The records that follow are to be repeated without alteration.

────────────────────

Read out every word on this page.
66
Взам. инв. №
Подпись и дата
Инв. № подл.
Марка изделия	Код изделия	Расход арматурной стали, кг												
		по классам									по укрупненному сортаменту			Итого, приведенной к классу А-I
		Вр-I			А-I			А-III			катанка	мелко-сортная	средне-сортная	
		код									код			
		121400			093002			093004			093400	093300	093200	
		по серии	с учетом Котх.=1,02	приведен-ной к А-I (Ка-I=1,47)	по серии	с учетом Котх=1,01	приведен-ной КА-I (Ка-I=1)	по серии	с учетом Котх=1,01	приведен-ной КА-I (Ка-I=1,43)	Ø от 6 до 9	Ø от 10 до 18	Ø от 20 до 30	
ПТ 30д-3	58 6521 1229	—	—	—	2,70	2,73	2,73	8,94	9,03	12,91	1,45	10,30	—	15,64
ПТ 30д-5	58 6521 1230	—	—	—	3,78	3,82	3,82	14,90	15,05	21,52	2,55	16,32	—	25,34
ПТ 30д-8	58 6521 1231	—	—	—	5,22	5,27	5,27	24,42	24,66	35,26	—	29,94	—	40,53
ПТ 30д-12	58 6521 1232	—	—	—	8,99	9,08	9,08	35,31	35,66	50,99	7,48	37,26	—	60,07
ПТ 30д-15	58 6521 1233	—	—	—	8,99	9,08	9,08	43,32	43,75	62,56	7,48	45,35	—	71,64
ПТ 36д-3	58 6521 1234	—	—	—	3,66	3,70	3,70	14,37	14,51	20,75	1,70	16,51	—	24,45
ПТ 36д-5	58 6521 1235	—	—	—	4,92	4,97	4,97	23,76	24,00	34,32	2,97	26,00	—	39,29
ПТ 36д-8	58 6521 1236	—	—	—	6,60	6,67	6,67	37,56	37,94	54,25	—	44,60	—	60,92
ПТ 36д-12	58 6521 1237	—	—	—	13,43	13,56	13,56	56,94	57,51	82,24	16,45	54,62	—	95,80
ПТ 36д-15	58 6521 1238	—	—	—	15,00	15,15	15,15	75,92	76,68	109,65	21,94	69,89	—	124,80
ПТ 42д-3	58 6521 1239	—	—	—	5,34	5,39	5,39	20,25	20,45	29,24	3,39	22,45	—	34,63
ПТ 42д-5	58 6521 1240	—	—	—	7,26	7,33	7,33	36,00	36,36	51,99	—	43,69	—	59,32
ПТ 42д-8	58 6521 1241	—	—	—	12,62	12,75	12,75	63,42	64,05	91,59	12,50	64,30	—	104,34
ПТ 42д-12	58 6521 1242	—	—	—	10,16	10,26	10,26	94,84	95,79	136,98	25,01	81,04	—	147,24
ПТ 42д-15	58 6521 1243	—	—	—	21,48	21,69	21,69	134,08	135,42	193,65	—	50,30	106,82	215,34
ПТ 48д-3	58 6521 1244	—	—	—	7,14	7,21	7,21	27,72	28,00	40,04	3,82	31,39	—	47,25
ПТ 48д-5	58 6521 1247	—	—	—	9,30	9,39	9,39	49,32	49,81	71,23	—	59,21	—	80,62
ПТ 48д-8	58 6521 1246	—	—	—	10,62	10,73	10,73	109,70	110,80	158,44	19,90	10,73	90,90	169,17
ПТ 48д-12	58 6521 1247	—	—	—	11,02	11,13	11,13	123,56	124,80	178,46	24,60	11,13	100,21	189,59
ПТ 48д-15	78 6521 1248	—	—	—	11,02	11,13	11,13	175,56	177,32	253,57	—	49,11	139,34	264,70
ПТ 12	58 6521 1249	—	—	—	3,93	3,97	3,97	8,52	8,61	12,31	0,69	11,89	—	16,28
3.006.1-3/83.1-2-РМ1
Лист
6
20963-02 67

────────────────────

● Written response:
Read out every word on this page.
66
Взам. инв. №
Подпись и дата
Инв. № подл.
Марка изделия	Код изделия	Расход арматурной стали, кг												
		по классам									по укрупненному сортаменту			Итого, приведенной к классу А-I
		Вр-I			А-I			А-III			катанка	мелко-сортная	средне-сортная	
		код									код			
		121400			093002			093004			093400	093300	093200	
		по серии	с учетом Котх.=1,02	приведен-ной к А-I (Ка-I=1,47)	по серии	с учетом Котх=1,01	приведен-ной КА-I (Ка-I=1)	по серии	с учетом Котх=1,01	приведен-ной КА-I (Ка-I=1,43)	Ø от 6 до 9	Ø от 10 до 18	Ø от 20 до 30	
ПТ 30д-3	58 6521 1229	—	—	—	2,70	2,73	2,73	8,94	9,03	12,91	1,45	10,30	—	15,64
ПТ 30д-5	58 6521 1230	—	—	—	3,78	3,82	3,82	14,90	15,05	21,52	2,55	16,32	—	25,34
ПТ 30д-8	58 6521 1231	—	—	—	5,22	5,27	5,27	24,42	24,66	35,26	—	29,94	—	40,53
ПТ 30д-12	58 6521 1232	—	—	—	8,99	9,08	9,08	35,31	35,66	50,99	7,48	37,26	—	60,07
ПТ 30д-15	58 6521 1233	—	—	—	8,99	9,08	9,08	43,32	43,75	62,56	7,48	45,35	—	71,64
ПТ 36д-3	58 6521 1234	—	—	—	3,66	3,70	3,70	14,37	14,51	20,75	1,70	16,51	—	24,45
ПТ 36д-5	58 6521 1235	—	—	—	4,92	4,97	4,97	23,76	24,00	34,32	2,97	26,00	—	39,29
ПТ 36д-8	58 6521 1236	—	—	—	6,60	6,67	6,67	37,56	37,94	54,25	—	44,60	—	60,92
ПТ 36д-12	58 6521 1237	—	—	—	13,43	13,56	13,56	56,94	57,51	82,24	16,45	54,62	—	95,80
ПТ 36д-15	58 6521 1238	—	—	—	15,00	15,15	15,15	75,92	76,68	109,65	21,94	69,89	—	124,80
ПТ 42д-3	58 6521 1239	—	—	—	5,34	5,39	5,39	20,25	20,45	29,24	3,39	22,45	—	34,63
ПТ 42д-5	58 6521 1240	—	—	—	7,26	7,33	7,33	36,00	36,36	51,99	—	43,69	—	59,32
ПТ 42д-8	58 6521 1241	—	—	—	12,62	12,75	12,75	63,42	64,05	91,59	12,50	64,30	—	104,34
ПТ 42д-12	58 6521 1242	—	—	—	10,16	10,26	10,26	94,84	95,79	136,98	25,01	81,04	—	147,24
ПТ 42д-15	58 6521 1243	—	—	—	21,48	21,69	21,69	134,08	135,42	193,65	—	50,30	106,82	215,34
ПТ 48д-3	58 6521 1244	—	—	—	7,14	7,21	7,21	27,72	28,00	40,04	3,82	31,39	—	47,25
ПТ 48д-5	58 6521 1247	—	—	—	9,30	9,39	9,39	49,32	49,81	71,23	—	59,21	—	80,62
ПТ 48д-8	58 6521 1246	—	—	—	10,62	10,73	10,73	109,70	110,80	158,44	19,90	10,73	90,90	169,17
ПТ 48д-12	58 6521 1247	—	—	—	11,02	11,13	11,13	123,56	124,80	178,46	24,60	11,13	100,21	189,59
ПТ 48д-15	78 6521 1248	—	—	—	11,02	11,13	11,13	175,56	177,32	253,57	—	49,11	139,34	264,70
ПТ 12	58 6521 1249	—	—	—	3,93	3,97	3,97	8,52	8,61	12,31	0,69	11,89	—	16,28
3.006.1-3/83.1-2-РМ1
Лист
6
20963-02 67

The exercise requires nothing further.